* **TASK**:
Find every line in the records below that holds the word "number", and copy each one.

+===+

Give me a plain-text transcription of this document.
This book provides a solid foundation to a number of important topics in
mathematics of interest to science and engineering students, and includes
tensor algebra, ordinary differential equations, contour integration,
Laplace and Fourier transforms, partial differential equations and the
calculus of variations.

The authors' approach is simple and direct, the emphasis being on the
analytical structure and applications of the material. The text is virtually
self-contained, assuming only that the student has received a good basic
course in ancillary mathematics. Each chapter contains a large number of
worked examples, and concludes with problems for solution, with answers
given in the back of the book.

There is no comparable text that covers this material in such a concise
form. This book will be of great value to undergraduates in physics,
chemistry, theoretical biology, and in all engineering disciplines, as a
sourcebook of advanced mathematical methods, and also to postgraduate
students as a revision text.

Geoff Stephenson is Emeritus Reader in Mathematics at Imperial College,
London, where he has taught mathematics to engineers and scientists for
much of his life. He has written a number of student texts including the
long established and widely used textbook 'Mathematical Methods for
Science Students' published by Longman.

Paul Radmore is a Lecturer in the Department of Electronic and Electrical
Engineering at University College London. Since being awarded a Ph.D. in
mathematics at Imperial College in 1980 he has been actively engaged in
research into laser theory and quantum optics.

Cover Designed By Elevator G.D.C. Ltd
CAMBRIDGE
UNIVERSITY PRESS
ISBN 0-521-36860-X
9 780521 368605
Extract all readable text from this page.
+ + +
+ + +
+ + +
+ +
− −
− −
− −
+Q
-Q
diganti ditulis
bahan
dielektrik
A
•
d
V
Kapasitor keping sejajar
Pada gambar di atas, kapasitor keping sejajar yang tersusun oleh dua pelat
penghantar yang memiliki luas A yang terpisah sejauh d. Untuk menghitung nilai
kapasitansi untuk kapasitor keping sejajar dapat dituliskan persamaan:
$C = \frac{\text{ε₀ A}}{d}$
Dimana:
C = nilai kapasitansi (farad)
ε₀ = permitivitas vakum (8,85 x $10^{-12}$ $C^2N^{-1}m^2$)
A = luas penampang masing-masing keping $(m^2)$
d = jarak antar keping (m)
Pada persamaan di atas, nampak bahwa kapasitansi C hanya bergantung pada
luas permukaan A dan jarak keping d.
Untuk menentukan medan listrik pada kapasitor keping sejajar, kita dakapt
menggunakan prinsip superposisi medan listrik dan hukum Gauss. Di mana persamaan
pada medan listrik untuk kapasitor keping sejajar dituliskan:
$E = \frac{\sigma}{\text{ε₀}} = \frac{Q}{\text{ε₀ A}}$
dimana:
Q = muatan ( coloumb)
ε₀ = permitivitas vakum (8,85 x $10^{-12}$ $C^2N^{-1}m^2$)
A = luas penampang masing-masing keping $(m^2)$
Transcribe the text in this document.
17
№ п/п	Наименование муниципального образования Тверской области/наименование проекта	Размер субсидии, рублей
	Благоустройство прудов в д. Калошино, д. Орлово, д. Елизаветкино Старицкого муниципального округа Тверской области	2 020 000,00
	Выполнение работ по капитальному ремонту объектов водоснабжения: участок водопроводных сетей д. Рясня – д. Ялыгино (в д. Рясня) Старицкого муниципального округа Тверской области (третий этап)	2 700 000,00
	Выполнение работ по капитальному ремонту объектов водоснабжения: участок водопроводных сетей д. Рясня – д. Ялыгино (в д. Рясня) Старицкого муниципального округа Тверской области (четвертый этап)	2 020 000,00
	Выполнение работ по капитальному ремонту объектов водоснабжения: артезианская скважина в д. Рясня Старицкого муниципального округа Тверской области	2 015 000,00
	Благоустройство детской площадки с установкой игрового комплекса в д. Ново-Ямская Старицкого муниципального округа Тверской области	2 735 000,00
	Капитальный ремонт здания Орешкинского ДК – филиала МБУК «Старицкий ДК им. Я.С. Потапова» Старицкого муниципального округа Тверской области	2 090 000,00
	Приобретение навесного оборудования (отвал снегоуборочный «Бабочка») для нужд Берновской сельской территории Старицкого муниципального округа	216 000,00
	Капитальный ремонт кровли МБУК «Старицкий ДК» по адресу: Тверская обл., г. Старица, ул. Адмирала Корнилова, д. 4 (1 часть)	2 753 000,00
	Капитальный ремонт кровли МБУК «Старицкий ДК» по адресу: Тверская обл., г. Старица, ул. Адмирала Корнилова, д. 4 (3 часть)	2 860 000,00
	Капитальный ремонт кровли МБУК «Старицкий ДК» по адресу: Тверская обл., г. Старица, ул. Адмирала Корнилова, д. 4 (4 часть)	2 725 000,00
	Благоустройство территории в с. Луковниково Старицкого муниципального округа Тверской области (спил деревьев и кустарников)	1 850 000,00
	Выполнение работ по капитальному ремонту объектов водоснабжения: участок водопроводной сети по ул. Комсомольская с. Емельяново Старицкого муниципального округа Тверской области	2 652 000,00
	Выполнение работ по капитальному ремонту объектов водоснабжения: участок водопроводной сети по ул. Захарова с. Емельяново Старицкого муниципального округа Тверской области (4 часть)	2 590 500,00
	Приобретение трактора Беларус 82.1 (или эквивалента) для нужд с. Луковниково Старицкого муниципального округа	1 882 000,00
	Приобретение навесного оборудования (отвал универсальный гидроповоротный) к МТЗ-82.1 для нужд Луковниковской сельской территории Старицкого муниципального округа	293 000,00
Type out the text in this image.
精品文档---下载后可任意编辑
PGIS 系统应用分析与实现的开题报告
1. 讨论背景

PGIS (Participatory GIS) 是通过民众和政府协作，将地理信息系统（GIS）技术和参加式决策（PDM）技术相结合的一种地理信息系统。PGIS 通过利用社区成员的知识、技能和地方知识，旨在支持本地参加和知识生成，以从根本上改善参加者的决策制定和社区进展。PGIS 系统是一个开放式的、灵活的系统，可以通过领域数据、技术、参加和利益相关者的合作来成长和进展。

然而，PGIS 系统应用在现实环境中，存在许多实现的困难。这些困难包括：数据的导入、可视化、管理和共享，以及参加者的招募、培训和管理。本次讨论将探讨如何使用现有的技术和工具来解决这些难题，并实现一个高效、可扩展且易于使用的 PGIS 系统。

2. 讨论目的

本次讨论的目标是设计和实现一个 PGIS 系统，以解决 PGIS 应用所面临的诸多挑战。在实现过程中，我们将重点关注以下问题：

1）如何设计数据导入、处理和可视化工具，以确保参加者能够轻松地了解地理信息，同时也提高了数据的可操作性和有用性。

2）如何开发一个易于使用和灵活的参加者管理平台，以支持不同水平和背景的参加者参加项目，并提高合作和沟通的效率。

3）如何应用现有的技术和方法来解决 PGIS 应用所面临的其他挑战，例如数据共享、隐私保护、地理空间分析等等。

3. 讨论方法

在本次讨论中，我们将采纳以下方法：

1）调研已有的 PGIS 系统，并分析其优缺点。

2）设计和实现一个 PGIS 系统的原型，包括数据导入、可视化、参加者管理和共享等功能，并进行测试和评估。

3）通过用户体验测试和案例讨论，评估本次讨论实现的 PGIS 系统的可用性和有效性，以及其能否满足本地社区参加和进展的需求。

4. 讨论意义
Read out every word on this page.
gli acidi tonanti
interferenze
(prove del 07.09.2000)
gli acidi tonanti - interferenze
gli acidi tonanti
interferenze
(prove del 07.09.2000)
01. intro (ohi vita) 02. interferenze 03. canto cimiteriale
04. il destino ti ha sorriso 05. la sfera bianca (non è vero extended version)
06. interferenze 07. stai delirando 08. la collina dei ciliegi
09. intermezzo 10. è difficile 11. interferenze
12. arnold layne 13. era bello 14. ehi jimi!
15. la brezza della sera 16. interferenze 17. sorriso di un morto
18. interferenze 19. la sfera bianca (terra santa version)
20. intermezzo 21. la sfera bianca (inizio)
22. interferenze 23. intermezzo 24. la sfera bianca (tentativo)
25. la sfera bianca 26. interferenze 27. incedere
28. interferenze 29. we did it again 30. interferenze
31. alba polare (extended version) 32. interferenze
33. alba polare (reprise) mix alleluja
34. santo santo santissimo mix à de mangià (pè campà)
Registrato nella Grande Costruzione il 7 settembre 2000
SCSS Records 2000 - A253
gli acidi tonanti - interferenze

+===+

* **FULL ANSWER**:
This book provides a solid foundation to a number of important topics in
course in ancillary mathematics. Each chapter contains a large number of
much of his life. He has written a number of student texts including the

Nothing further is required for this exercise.